[What the exercise asks]:
Below are the records. List every line holding the word "port".

[Stored data]:
[start]

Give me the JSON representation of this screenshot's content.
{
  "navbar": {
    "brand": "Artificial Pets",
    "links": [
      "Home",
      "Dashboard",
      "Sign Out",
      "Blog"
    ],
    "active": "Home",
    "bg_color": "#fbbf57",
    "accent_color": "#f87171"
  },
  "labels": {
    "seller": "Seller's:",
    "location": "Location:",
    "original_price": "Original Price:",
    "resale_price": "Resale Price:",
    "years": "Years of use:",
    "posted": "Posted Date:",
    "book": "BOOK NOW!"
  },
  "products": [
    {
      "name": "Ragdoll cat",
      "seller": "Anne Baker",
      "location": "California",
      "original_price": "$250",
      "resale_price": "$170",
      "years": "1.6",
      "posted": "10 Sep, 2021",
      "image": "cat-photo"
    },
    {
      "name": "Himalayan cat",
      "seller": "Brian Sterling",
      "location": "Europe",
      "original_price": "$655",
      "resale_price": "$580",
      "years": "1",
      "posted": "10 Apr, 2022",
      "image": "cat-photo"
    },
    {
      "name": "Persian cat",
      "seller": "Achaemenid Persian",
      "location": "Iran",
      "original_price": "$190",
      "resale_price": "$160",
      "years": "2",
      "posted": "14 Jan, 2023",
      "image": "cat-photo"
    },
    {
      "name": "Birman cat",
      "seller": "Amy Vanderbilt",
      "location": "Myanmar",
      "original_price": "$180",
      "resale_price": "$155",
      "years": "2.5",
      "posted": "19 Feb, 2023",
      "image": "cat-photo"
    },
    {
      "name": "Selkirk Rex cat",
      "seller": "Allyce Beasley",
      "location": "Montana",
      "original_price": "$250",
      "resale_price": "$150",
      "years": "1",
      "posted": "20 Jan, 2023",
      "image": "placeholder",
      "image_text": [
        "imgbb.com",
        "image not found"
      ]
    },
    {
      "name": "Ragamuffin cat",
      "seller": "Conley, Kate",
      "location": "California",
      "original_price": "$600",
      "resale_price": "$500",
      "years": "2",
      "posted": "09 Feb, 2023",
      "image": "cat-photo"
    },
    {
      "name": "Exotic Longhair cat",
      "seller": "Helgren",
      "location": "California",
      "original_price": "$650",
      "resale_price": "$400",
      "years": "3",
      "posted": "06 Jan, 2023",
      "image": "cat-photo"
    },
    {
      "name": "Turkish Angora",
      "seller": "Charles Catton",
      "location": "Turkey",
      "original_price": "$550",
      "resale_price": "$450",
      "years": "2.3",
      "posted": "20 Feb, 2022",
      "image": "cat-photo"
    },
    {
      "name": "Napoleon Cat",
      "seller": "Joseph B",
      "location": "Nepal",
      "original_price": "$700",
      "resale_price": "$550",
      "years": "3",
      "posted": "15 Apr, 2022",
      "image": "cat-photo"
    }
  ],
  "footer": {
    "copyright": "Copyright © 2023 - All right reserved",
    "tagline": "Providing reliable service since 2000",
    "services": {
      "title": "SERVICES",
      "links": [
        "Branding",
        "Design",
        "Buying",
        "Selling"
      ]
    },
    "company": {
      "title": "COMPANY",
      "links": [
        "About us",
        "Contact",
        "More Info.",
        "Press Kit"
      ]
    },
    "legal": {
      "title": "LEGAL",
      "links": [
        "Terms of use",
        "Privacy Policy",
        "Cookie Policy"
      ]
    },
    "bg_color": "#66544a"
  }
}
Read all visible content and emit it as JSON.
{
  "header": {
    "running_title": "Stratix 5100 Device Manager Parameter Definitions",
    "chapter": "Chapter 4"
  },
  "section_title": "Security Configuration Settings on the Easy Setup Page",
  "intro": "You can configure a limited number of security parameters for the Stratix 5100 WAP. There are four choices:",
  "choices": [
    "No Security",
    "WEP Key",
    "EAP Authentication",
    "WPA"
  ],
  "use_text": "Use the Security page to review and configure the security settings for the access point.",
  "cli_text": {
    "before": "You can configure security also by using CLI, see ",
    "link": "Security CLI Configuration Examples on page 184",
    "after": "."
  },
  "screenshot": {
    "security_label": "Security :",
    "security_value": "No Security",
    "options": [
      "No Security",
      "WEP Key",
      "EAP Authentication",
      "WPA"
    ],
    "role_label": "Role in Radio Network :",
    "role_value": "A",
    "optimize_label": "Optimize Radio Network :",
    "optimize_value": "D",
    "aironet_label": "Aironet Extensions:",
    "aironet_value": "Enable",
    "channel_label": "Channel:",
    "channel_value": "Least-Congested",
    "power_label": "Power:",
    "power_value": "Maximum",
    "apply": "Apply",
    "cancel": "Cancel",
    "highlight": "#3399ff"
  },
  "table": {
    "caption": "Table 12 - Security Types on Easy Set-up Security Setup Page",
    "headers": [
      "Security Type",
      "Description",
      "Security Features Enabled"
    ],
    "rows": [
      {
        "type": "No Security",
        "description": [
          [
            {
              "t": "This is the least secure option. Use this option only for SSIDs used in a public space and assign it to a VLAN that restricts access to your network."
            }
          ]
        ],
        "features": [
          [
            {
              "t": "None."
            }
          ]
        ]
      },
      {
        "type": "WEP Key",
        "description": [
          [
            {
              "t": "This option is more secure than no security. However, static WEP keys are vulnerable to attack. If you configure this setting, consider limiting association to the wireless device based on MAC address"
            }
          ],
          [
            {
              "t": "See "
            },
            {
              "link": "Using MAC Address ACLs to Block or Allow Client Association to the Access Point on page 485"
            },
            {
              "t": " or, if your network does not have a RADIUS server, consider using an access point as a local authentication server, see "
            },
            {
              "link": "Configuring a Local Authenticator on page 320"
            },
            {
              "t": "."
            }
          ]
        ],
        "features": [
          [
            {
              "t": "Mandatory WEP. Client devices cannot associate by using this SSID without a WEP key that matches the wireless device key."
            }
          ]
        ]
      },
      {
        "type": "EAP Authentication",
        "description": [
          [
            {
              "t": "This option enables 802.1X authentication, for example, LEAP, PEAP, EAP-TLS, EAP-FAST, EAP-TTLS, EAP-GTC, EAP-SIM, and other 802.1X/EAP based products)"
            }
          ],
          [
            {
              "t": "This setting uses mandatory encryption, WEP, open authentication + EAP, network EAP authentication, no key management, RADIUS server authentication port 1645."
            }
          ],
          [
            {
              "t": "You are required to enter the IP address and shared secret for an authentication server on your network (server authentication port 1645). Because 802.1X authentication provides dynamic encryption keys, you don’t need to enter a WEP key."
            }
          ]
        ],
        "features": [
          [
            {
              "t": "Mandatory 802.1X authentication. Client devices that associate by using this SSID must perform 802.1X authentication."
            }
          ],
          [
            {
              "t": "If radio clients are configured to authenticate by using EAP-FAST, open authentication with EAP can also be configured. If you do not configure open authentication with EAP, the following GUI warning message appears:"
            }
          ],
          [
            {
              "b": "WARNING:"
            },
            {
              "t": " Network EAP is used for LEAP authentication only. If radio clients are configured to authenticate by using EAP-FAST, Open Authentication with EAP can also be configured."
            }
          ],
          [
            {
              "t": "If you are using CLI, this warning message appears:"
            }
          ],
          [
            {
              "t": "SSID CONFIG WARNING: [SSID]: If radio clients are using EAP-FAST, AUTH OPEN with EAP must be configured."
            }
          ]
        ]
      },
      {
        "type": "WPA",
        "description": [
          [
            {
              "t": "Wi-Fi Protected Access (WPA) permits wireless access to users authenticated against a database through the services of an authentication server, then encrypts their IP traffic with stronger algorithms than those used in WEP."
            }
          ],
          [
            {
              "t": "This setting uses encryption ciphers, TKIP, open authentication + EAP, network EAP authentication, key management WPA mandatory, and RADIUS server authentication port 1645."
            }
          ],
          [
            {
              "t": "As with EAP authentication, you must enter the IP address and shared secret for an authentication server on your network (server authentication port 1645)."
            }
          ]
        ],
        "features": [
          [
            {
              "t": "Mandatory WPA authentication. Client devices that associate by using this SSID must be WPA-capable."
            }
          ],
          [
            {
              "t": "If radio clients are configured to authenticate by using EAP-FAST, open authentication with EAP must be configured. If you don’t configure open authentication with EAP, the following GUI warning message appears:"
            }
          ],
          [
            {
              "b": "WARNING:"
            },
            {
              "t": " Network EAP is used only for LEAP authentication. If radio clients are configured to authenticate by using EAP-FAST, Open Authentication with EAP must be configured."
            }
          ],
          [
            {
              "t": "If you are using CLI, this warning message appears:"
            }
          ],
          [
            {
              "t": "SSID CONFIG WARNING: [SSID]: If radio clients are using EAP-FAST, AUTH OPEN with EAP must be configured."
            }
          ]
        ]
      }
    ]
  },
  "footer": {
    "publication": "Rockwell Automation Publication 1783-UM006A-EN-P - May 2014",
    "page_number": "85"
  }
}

[end]

[Completed task]:
              "t": "This setting uses mandatory encryption, WEP, open authentication + EAP, network EAP authentication, no key management, RADIUS server authentication port 1645."
              "t": "You are required to enter the IP address and shared secret for an authentication server on your network (server authentication port 1645). Because 802.1X authentication provides dynamic encryption keys, you don’t need to enter a WEP key."
              "t": "This setting uses encryption ciphers, TKIP, open authentication + EAP, network EAP authentication, key management WPA mandatory, and RADIUS server authentication port 1645."
              "t": "As with EAP authentication, you must enter the IP address and shared secret for an authentication server on your network (server authentication port 1645)."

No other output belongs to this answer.